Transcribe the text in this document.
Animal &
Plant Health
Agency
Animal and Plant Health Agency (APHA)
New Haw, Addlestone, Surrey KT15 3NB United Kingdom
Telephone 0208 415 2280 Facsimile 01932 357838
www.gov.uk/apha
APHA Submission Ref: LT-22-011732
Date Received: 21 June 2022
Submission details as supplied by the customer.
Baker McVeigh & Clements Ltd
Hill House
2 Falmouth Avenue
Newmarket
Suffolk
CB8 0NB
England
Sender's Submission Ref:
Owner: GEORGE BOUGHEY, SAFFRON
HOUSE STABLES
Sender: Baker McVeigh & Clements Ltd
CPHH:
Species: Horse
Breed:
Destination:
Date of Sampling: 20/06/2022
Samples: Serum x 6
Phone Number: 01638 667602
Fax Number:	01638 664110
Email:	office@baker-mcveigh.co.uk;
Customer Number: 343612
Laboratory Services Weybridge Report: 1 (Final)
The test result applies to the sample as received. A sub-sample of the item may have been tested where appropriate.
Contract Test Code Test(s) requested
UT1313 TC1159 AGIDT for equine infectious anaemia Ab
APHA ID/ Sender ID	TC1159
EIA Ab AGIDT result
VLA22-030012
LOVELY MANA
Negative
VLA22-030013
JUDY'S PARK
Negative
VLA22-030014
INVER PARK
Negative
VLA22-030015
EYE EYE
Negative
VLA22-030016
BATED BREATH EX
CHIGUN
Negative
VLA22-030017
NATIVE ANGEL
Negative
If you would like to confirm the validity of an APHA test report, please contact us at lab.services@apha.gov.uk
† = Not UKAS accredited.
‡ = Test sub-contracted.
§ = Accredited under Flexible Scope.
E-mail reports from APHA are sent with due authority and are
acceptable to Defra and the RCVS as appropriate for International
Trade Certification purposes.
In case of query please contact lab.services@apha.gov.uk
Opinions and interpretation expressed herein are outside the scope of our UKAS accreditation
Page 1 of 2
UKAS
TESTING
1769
┄┄┄┄┄┄
_Problem statement_: Could you reproduce every record above exactly as it appears?

_Correct response_:
Transcribe the text in this document.
Animal &
Plant Health
Agency
Animal and Plant Health Agency (APHA)
New Haw, Addlestone, Surrey KT15 3NB United Kingdom
Telephone 0208 415 2280 Facsimile 01932 357838
www.gov.uk/apha
APHA Submission Ref: LT-22-011732
Date Received: 21 June 2022
Submission details as supplied by the customer.
Baker McVeigh & Clements Ltd
Hill House
2 Falmouth Avenue
Newmarket
Suffolk
CB8 0NB
England
Sender's Submission Ref:
Owner: GEORGE BOUGHEY, SAFFRON
HOUSE STABLES
Sender: Baker McVeigh & Clements Ltd
CPHH:
Species: Horse
Breed:
Destination:
Date of Sampling: 20/06/2022
Samples: Serum x 6
Phone Number: 01638 667602
Fax Number:	01638 664110
Email:	office@baker-mcveigh.co.uk;
Customer Number: 343612
Laboratory Services Weybridge Report: 1 (Final)
The test result applies to the sample as received. A sub-sample of the item may have been tested where appropriate.
Contract Test Code Test(s) requested
UT1313 TC1159 AGIDT for equine infectious anaemia Ab
APHA ID/ Sender ID	TC1159
EIA Ab AGIDT result
VLA22-030012
LOVELY MANA
Negative
VLA22-030013
JUDY'S PARK
Negative
VLA22-030014
INVER PARK
Negative
VLA22-030015
EYE EYE
Negative
VLA22-030016
BATED BREATH EX
CHIGUN
Negative
VLA22-030017
NATIVE ANGEL
Negative
If you would like to confirm the validity of an APHA test report, please contact us at lab.services@apha.gov.uk
† = Not UKAS accredited.
‡ = Test sub-contracted.
§ = Accredited under Flexible Scope.
E-mail reports from APHA are sent with due authority and are
acceptable to Defra and the RCVS as appropriate for International
Trade Certification purposes.
In case of query please contact lab.services@apha.gov.uk
Opinions and interpretation expressed herein are outside the scope of our UKAS accreditation
Page 1 of 2
UKAS
TESTING
1769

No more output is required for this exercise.